Stored entries
************
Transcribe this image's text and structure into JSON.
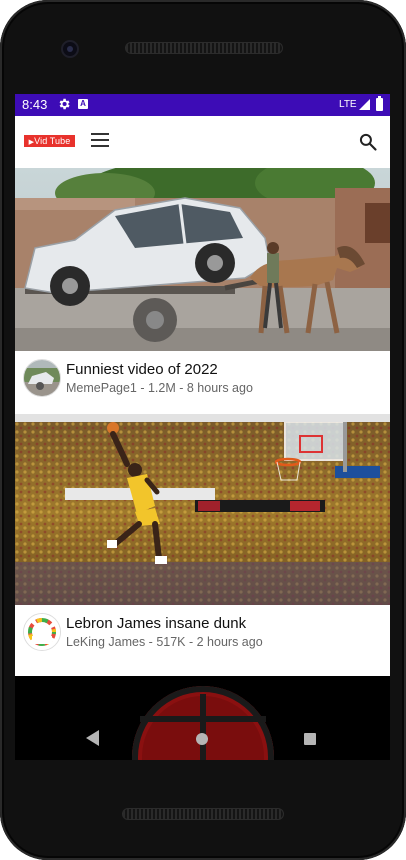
{
  "status_bar": {
    "time": "8:43",
    "network": "LTE",
    "icons": [
      "gear-icon",
      "a-notification-icon",
      "signal-icon",
      "battery-icon"
    ]
  },
  "app_bar": {
    "logo_text": "Vid Tube",
    "icons": [
      "menu-icon",
      "search-icon"
    ]
  },
  "videos": [
    {
      "title": "Funniest video of 2022",
      "meta": "MemePage1 - 1.2M - 8 hours ago"
    },
    {
      "title": "Lebron James insane dunk",
      "meta": "LeKing James - 517K - 2 hours ago"
    }
  ],
  "colors": {
    "status_bar": "#3d0cb6",
    "logo": "#e8322c"
  }
}
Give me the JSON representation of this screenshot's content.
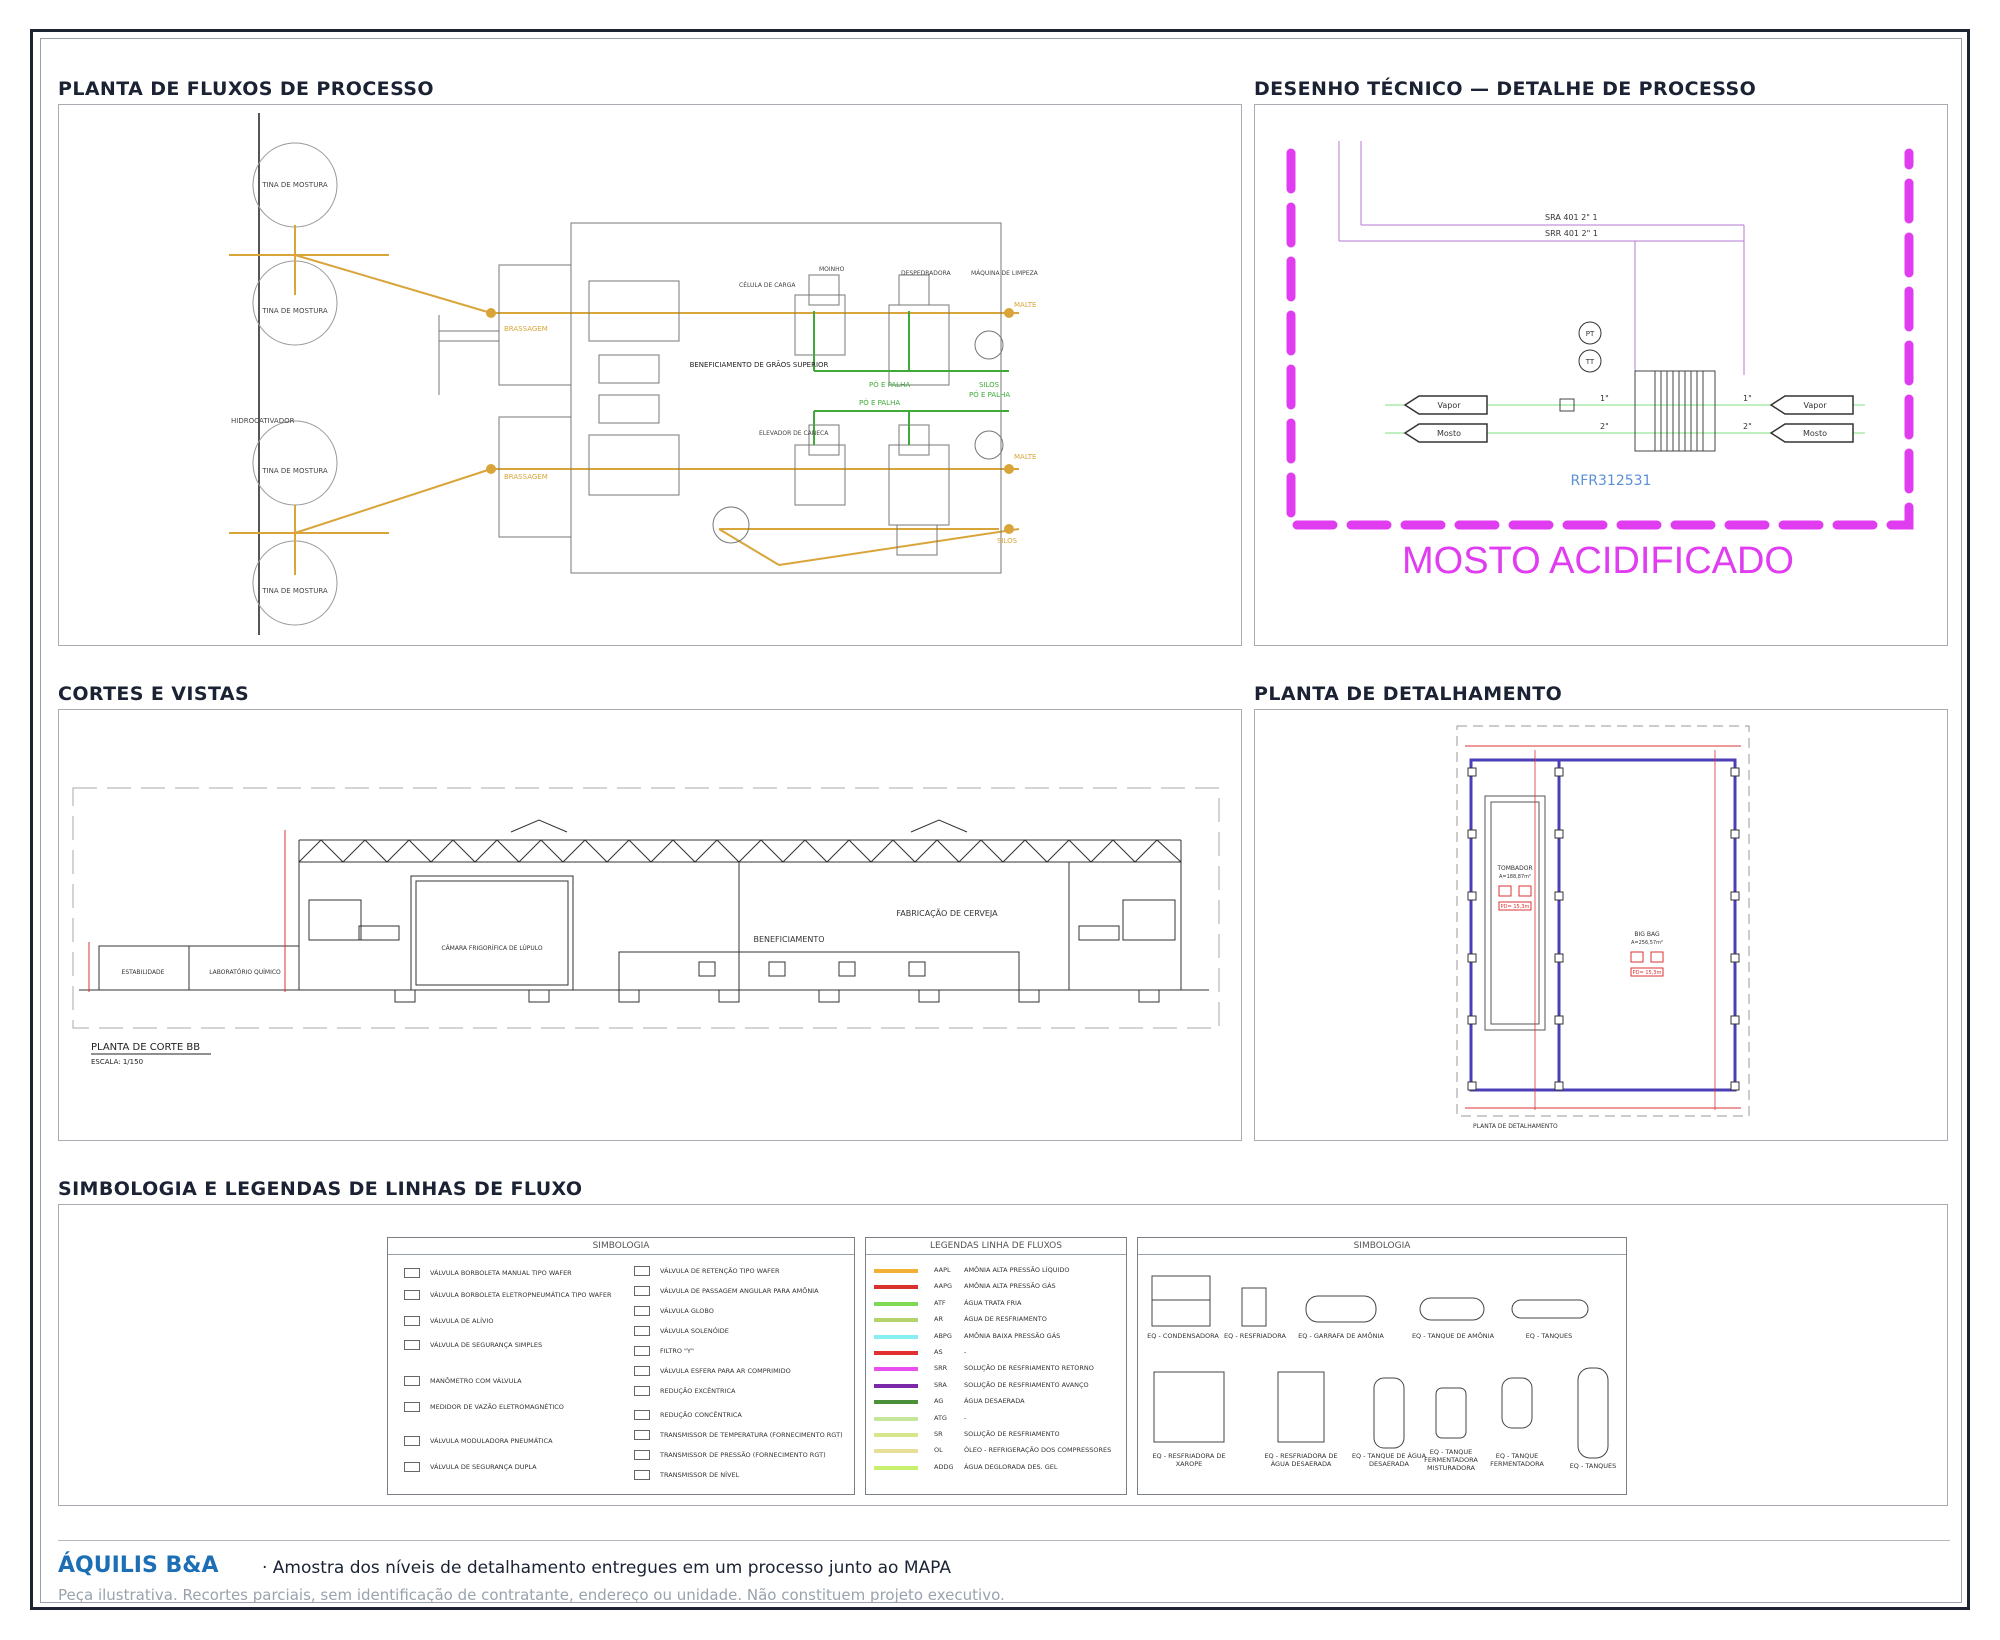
{
  "sections": {
    "process_flow": {
      "title": "PLANTA DE FLUXOS DE PROCESSO",
      "labels": {
        "tina_1": "TINA DE MOSTURA",
        "tina_2": "TINA DE MOSTURA",
        "tina_3": "TINA DE MOSTURA",
        "tina_4": "TINA DE MOSTURA",
        "hidrocativador": "HIDROCATIVADOR",
        "brassagem_1": "BRASSAGEM",
        "brassagem_2": "BRASSAGEM",
        "beneficiamento": "BENEFICIAMENTO DE GRÃOS SUPERIOR",
        "malte_1": "MALTE",
        "malte_2": "MALTE",
        "silos_1": "SILOS",
        "silos_2": "SILOS",
        "po_palha_1": "PÓ E PALHA",
        "po_palha_2": "PÓ E PALHA",
        "po_palha_3": "PÓ E PALHA",
        "celula_carga": "CÉLULA DE CARGA",
        "elevador_caneca": "ELEVADOR DE CANECA",
        "moinho": "MOINHO",
        "despedradora": "DESPEDRADORA",
        "maquina_limpeza": "MÁQUINA DE LIMPEZA"
      }
    },
    "technical_drawing": {
      "title": "DESENHO TÉCNICO — DETALHE DE PROCESSO",
      "line_sra": "SRA  401  2\"  1",
      "line_srr": "SRR  401  2\"  1",
      "pt": "PT",
      "tt": "TT",
      "size_1": "1\"",
      "size_2": "2\"",
      "size_3": "1\"",
      "size_4": "2\"",
      "vapor_left": "Vapor",
      "mosto_left": "Mosto",
      "vapor_right": "Vapor",
      "mosto_right": "Mosto",
      "tag": "RFR312531",
      "big_label": "MOSTO  ACIDIFICADO"
    },
    "sections_views": {
      "title": "CORTES E VISTAS",
      "estabilidade": "ESTABILIDADE",
      "laboratorio": "LABORATÓRIO QUÍMICO",
      "camara": "CÂMARA FRIGORÍFICA DE LÚPULO",
      "beneficiamento": "BENEFICIAMENTO",
      "fabricacao": "FABRICAÇÃO DE CERVEJA",
      "caption": "PLANTA DE CORTE BB",
      "scale": "ESCALA: 1/150"
    },
    "detail_plan": {
      "title": "PLANTA DE DETALHAMENTO",
      "tombador": "TOMBADOR",
      "tombador_area": "A=188,87m²",
      "big_bag": "BIG BAG",
      "big_bag_area": "A=256,57m²",
      "pd_1": "PD= 15,3m",
      "pd_2": "PD= 15,3m",
      "caption": "PLANTA DE DETALHAMENTO"
    },
    "legends": {
      "title": "SIMBOLOGIA E LEGENDAS DE LINHAS DE FLUXO",
      "symbols_head": "SIMBOLOGIA",
      "symbols_left": [
        "VÁLVULA BORBOLETA MANUAL TIPO WAFER",
        "VÁLVULA BORBOLETA ELETROPNEUMÁTICA TIPO WAFER",
        "VÁLVULA DE ALÍVIO",
        "VÁLVULA DE SEGURANÇA SIMPLES",
        "MANÔMETRO COM VÁLVULA",
        "MEDIDOR DE VAZÃO ELETROMAGNÉTICO",
        "VÁLVULA MODULADORA PNEUMÁTICA",
        "VÁLVULA DE SEGURANÇA DUPLA"
      ],
      "symbols_right": [
        "VÁLVULA DE RETENÇÃO TIPO WAFER",
        "VÁLVULA DE PASSAGEM ANGULAR PARA AMÔNIA",
        "VÁLVULA GLOBO",
        "VÁLVULA SOLENÓIDE",
        "FILTRO \"Y\"",
        "VÁLVULA ESFERA PARA AR COMPRIMIDO",
        "REDUÇÃO EXCÊNTRICA",
        "REDUÇÃO CONCÊNTRICA",
        "TRANSMISSOR DE TEMPERATURA (FORNECIMENTO RGT)",
        "TRANSMISSOR DE PRESSÃO (FORNECIMENTO RGT)",
        "TRANSMISSOR DE NÍVEL"
      ],
      "flow_head": "LEGENDAS  LINHA  DE  FLUXOS",
      "flow_lines": [
        {
          "code": "AAPL",
          "desc": "AMÔNIA ALTA PRESSÃO LÍQUIDO",
          "color": "#f2b134"
        },
        {
          "code": "AAPG",
          "desc": "AMÔNIA ALTA PRESSÃO GÁS",
          "color": "#d9342b"
        },
        {
          "code": "ATF",
          "desc": "ÁGUA TRATA FRIA",
          "color": "#7ed957"
        },
        {
          "code": "AR",
          "desc": "ÁGUA DE RESFRIAMENTO",
          "color": "#b5d36b"
        },
        {
          "code": "ABPG",
          "desc": "AMÔNIA BAIXA PRESSÃO GÁS",
          "color": "#86f0f0"
        },
        {
          "code": "AS",
          "desc": "-",
          "color": "#e03030"
        },
        {
          "code": "SRR",
          "desc": "SOLUÇÃO DE RESFRIAMENTO RETORNO",
          "color": "#e84ef0"
        },
        {
          "code": "SRA",
          "desc": "SOLUÇÃO DE RESFRIAMENTO AVANÇO",
          "color": "#7a2aa8"
        },
        {
          "code": "AG",
          "desc": "ÁGUA DESAERADA",
          "color": "#4a8f3a"
        },
        {
          "code": "ATG",
          "desc": "-",
          "color": "#c4e59a"
        },
        {
          "code": "SR",
          "desc": "SOLUÇÃO DE RESFRIAMENTO",
          "color": "#d6e68a"
        },
        {
          "code": "OL",
          "desc": "ÓLEO - REFRIGERAÇÃO DOS COMPRESSORES",
          "color": "#e6df9a"
        },
        {
          "code": "ADDG",
          "desc": "ÁGUA DEGLORADA DES. GEL",
          "color": "#c8f06e"
        }
      ],
      "equip_head": "SIMBOLOGIA",
      "equip_top": [
        "EQ - CONDENSADORA",
        "EQ - RESFRIADORA",
        "EQ - GARRAFA DE AMÔNIA",
        "EQ - TANQUE DE AMÔNIA",
        "EQ - TANQUES"
      ],
      "equip_bottom": [
        "EQ - RESFRIADORA DE XAROPE",
        "EQ - RESFRIADORA DE ÁGUA DESAERADA",
        "EQ - TANQUE DE ÁGUA DESAERADA",
        "EQ - TANQUE FERMENTADORA MISTURADORA",
        "EQ - TANQUE FERMENTADORA",
        "EQ - TANQUES"
      ]
    }
  },
  "footer": {
    "brand": "ÁQUILIS B&A",
    "tagline": "· Amostra dos níveis de detalhamento entregues em um processo junto ao MAPA",
    "disclaimer": "Peça ilustrativa. Recortes parciais, sem identificação de contratante, endereço ou unidade. Não constituem projeto executivo."
  },
  "colors": {
    "brand": "#1d6fb5",
    "magenta": "#e03cf0",
    "flow_gold": "#d9a53a",
    "flow_green": "#3faa3a",
    "blue_tag": "#5b8fd6",
    "purple_wall": "#4b3fb8"
  }
}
************
== Exercise details ==
Check the records above line by line and tally those holding the string "PRESSÃO". Answer with the number only.

== Task result ==
4